▶ [Task goal]
Reproduce every entry below precisely. Pictures are excluded from the copy.

[Collection entries]
<<<<

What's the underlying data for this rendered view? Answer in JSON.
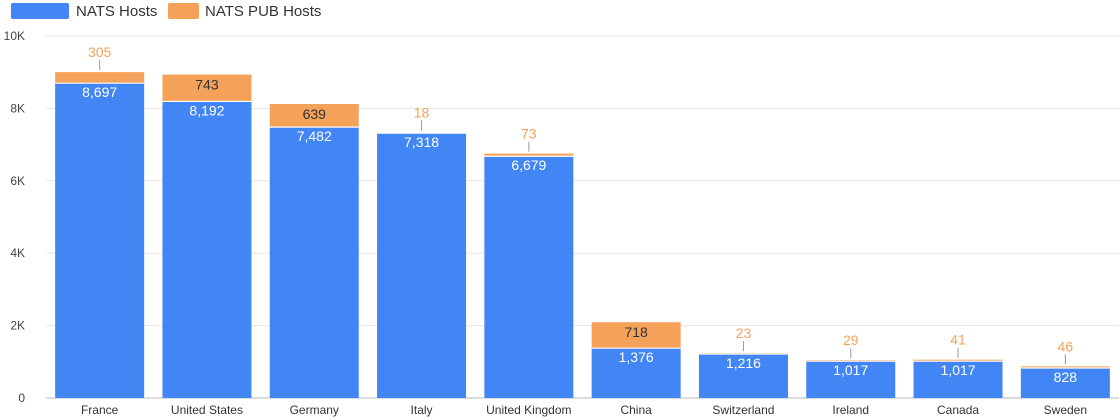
{
  "chart_data": {
    "type": "bar",
    "stacked": true,
    "categories": [
      "France",
      "United States",
      "Germany",
      "Italy",
      "United Kingdom",
      "China",
      "Switzerland",
      "Ireland",
      "Canada",
      "Sweden"
    ],
    "series": [
      {
        "name": "NATS Hosts",
        "color": "#4285f4",
        "values": [
          8697,
          8192,
          7482,
          7318,
          6679,
          1376,
          1216,
          1017,
          1017,
          828
        ],
        "labels": [
          "8,697",
          "8,192",
          "7,482",
          "7,318",
          "6,679",
          "1,376",
          "1,216",
          "1,017",
          "1,017",
          "828"
        ]
      },
      {
        "name": "NATS PUB Hosts",
        "color": "#f4a259",
        "values": [
          305,
          743,
          639,
          18,
          73,
          718,
          23,
          29,
          41,
          46
        ],
        "labels": [
          "305",
          "743",
          "639",
          "18",
          "73",
          "718",
          "23",
          "29",
          "41",
          "46"
        ]
      }
    ],
    "ylim": [
      0,
      10000
    ],
    "yticks": [
      0,
      2000,
      4000,
      6000,
      8000,
      10000
    ],
    "ytick_labels": [
      "0",
      "2K",
      "4K",
      "6K",
      "8K",
      "10K"
    ],
    "grid": true,
    "legend_position": "top-left"
  }
}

>>>>

▶ [Solution for this problem]
What's the underlying data for this rendered view? Answer in JSON.
{
  "chart_data": {
    "type": "bar",
    "stacked": true,
    "categories": [
      "France",
      "United States",
      "Germany",
      "Italy",
      "United Kingdom",
      "China",
      "Switzerland",
      "Ireland",
      "Canada",
      "Sweden"
    ],
    "series": [
      {
        "name": "NATS Hosts",
        "color": "#4285f4",
        "values": [
          8697,
          8192,
          7482,
          7318,
          6679,
          1376,
          1216,
          1017,
          1017,
          828
        ],
        "labels": [
          "8,697",
          "8,192",
          "7,482",
          "7,318",
          "6,679",
          "1,376",
          "1,216",
          "1,017",
          "1,017",
          "828"
        ]
      },
      {
        "name": "NATS PUB Hosts",
        "color": "#f4a259",
        "values": [
          305,
          743,
          639,
          18,
          73,
          718,
          23,
          29,
          41,
          46
        ],
        "labels": [
          "305",
          "743",
          "639",
          "18",
          "73",
          "718",
          "23",
          "29",
          "41",
          "46"
        ]
      }
    ],
    "ylim": [
      0,
      10000
    ],
    "yticks": [
      0,
      2000,
      4000,
      6000,
      8000,
      10000
    ],
    "ytick_labels": [
      "0",
      "2K",
      "4K",
      "6K",
      "8K",
      "10K"
    ],
    "grid": true,
    "legend_position": "top-left"
  }
}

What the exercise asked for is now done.